>> BEGIN DATASET RECORDS

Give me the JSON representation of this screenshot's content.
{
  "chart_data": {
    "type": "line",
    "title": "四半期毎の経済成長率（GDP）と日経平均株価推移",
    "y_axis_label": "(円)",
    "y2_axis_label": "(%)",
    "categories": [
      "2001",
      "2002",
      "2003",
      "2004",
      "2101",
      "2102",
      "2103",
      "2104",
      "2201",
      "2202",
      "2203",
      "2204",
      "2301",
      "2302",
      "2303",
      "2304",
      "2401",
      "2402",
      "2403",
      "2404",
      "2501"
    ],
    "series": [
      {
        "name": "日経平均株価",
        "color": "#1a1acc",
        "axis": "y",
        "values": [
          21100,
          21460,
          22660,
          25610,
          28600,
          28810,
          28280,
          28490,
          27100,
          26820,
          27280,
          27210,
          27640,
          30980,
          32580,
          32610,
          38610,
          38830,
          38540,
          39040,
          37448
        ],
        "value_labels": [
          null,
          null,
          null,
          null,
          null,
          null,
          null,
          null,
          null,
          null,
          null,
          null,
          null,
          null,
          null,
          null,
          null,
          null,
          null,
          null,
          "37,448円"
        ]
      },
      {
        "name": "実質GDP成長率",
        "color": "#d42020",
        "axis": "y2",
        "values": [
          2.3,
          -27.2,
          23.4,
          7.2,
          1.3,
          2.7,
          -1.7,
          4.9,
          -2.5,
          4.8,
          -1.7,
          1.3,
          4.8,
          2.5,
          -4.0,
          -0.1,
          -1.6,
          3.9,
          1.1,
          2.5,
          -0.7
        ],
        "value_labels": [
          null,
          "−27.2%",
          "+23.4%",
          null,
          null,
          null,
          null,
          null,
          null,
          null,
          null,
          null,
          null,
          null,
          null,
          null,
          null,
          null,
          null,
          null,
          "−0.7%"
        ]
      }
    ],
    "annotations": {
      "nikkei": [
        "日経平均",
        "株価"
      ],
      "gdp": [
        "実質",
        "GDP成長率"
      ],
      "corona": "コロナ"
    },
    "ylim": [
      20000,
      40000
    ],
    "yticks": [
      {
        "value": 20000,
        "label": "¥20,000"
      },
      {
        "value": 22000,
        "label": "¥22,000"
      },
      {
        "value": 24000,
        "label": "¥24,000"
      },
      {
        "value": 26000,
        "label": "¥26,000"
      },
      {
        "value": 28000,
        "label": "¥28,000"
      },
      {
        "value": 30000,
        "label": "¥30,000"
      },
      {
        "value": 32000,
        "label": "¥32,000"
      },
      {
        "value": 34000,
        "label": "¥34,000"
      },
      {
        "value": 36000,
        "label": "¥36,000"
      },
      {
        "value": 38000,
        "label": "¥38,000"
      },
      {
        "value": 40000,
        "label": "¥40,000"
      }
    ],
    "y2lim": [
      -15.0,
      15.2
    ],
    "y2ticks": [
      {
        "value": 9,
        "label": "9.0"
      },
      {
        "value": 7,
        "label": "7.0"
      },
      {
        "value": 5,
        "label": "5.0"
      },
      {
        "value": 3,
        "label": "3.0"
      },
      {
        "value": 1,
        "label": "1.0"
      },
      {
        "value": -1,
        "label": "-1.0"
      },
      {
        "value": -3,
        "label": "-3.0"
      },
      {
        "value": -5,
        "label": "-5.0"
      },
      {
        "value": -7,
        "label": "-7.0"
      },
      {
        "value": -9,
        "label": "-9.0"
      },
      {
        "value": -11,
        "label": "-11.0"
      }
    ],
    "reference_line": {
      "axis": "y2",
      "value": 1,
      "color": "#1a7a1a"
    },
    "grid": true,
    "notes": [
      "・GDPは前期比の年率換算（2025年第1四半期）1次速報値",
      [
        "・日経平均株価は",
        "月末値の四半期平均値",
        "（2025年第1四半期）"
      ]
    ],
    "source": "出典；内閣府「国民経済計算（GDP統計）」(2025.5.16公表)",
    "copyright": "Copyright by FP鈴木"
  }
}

>> END DATASET RECORDS

*GIVEN PROBLEM*
Make an exact copy of all the data.

*RESPONSE BELOW*
Give me the JSON representation of this screenshot's content.
{
  "chart_data": {
    "type": "line",
    "title": "四半期毎の経済成長率（GDP）と日経平均株価推移",
    "y_axis_label": "(円)",
    "y2_axis_label": "(%)",
    "categories": [
      "2001",
      "2002",
      "2003",
      "2004",
      "2101",
      "2102",
      "2103",
      "2104",
      "2201",
      "2202",
      "2203",
      "2204",
      "2301",
      "2302",
      "2303",
      "2304",
      "2401",
      "2402",
      "2403",
      "2404",
      "2501"
    ],
    "series": [
      {
        "name": "日経平均株価",
        "color": "#1a1acc",
        "axis": "y",
        "values": [
          21100,
          21460,
          22660,
          25610,
          28600,
          28810,
          28280,
          28490,
          27100,
          26820,
          27280,
          27210,
          27640,
          30980,
          32580,
          32610,
          38610,
          38830,
          38540,
          39040,
          37448
        ],
        "value_labels": [
          null,
          null,
          null,
          null,
          null,
          null,
          null,
          null,
          null,
          null,
          null,
          null,
          null,
          null,
          null,
          null,
          null,
          null,
          null,
          null,
          "37,448円"
        ]
      },
      {
        "name": "実質GDP成長率",
        "color": "#d42020",
        "axis": "y2",
        "values": [
          2.3,
          -27.2,
          23.4,
          7.2,
          1.3,
          2.7,
          -1.7,
          4.9,
          -2.5,
          4.8,
          -1.7,
          1.3,
          4.8,
          2.5,
          -4.0,
          -0.1,
          -1.6,
          3.9,
          1.1,
          2.5,
          -0.7
        ],
        "value_labels": [
          null,
          "−27.2%",
          "+23.4%",
          null,
          null,
          null,
          null,
          null,
          null,
          null,
          null,
          null,
          null,
          null,
          null,
          null,
          null,
          null,
          null,
          null,
          "−0.7%"
        ]
      }
    ],
    "annotations": {
      "nikkei": [
        "日経平均",
        "株価"
      ],
      "gdp": [
        "実質",
        "GDP成長率"
      ],
      "corona": "コロナ"
    },
    "ylim": [
      20000,
      40000
    ],
    "yticks": [
      {
        "value": 20000,
        "label": "¥20,000"
      },
      {
        "value": 22000,
        "label": "¥22,000"
      },
      {
        "value": 24000,
        "label": "¥24,000"
      },
      {
        "value": 26000,
        "label": "¥26,000"
      },
      {
        "value": 28000,
        "label": "¥28,000"
      },
      {
        "value": 30000,
        "label": "¥30,000"
      },
      {
        "value": 32000,
        "label": "¥32,000"
      },
      {
        "value": 34000,
        "label": "¥34,000"
      },
      {
        "value": 36000,
        "label": "¥36,000"
      },
      {
        "value": 38000,
        "label": "¥38,000"
      },
      {
        "value": 40000,
        "label": "¥40,000"
      }
    ],
    "y2lim": [
      -15.0,
      15.2
    ],
    "y2ticks": [
      {
        "value": 9,
        "label": "9.0"
      },
      {
        "value": 7,
        "label": "7.0"
      },
      {
        "value": 5,
        "label": "5.0"
      },
      {
        "value": 3,
        "label": "3.0"
      },
      {
        "value": 1,
        "label": "1.0"
      },
      {
        "value": -1,
        "label": "-1.0"
      },
      {
        "value": -3,
        "label": "-3.0"
      },
      {
        "value": -5,
        "label": "-5.0"
      },
      {
        "value": -7,
        "label": "-7.0"
      },
      {
        "value": -9,
        "label": "-9.0"
      },
      {
        "value": -11,
        "label": "-11.0"
      }
    ],
    "reference_line": {
      "axis": "y2",
      "value": 1,
      "color": "#1a7a1a"
    },
    "grid": true,
    "notes": [
      "・GDPは前期比の年率換算（2025年第1四半期）1次速報値",
      [
        "・日経平均株価は",
        "月末値の四半期平均値",
        "（2025年第1四半期）"
      ]
    ],
    "source": "出典；内閣府「国民経済計算（GDP統計）」(2025.5.16公表)",
    "copyright": "Copyright by FP鈴木"
  }
}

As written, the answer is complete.